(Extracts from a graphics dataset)
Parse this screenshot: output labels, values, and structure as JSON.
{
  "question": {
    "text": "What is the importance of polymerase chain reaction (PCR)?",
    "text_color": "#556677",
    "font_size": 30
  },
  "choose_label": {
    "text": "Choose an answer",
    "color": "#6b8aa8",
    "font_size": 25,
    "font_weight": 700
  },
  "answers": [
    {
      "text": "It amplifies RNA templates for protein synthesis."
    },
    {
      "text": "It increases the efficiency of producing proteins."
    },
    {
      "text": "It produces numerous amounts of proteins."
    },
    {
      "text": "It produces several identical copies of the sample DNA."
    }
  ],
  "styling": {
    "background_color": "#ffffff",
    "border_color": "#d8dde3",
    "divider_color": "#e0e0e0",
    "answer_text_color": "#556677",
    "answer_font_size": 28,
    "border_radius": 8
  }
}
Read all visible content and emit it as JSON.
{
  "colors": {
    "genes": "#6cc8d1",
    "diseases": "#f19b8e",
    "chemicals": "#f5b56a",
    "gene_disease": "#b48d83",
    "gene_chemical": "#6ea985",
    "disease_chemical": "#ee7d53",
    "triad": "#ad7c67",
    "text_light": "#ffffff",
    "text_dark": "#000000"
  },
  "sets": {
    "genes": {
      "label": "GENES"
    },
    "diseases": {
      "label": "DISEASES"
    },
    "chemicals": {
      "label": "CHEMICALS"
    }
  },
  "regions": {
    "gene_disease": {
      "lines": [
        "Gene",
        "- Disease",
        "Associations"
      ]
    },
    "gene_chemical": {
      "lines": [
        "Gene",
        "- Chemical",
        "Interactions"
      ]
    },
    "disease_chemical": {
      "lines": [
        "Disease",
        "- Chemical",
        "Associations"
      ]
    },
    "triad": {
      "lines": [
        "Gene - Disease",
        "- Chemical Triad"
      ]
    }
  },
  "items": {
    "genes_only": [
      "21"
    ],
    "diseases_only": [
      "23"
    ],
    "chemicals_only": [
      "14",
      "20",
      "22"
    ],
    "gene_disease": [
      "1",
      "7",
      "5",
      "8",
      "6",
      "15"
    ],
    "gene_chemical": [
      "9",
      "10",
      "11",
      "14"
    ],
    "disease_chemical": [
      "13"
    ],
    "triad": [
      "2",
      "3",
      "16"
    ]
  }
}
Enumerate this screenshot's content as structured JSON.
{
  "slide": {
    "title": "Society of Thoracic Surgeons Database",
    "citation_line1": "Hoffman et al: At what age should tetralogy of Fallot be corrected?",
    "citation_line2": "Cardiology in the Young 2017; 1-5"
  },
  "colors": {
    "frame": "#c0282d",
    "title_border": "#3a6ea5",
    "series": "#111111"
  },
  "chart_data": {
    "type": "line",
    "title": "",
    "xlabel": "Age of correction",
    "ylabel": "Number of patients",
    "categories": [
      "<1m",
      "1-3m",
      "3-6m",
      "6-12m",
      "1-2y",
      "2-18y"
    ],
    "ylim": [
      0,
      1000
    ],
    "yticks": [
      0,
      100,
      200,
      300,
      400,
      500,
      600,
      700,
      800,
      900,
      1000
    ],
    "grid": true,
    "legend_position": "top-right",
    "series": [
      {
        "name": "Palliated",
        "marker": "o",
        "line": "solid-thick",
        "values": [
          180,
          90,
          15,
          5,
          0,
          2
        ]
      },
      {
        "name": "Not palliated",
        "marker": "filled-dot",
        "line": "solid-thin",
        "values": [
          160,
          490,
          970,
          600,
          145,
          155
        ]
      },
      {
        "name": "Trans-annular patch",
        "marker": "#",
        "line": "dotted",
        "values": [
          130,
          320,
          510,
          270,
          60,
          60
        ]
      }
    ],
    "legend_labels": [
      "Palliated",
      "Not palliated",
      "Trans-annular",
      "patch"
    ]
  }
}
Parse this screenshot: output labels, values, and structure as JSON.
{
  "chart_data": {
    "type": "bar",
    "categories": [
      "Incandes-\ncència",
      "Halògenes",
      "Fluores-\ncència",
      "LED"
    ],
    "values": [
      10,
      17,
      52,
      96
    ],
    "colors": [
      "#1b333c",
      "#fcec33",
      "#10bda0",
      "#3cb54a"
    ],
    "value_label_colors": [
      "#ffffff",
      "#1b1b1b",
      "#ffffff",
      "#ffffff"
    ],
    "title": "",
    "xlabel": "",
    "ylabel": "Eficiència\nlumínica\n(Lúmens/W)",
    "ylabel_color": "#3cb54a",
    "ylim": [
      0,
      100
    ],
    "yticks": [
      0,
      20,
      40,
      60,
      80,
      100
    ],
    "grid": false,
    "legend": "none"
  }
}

▶ What you need to do:
Only lines holding the string "JSON" are wanted; gather each one from the entries above.

▶ Expected answer:
Parse this screenshot: output labels, values, and structure as JSON.
Read all visible content and emit it as JSON.
Enumerate this screenshot's content as structured JSON.
Parse this screenshot: output labels, values, and structure as JSON.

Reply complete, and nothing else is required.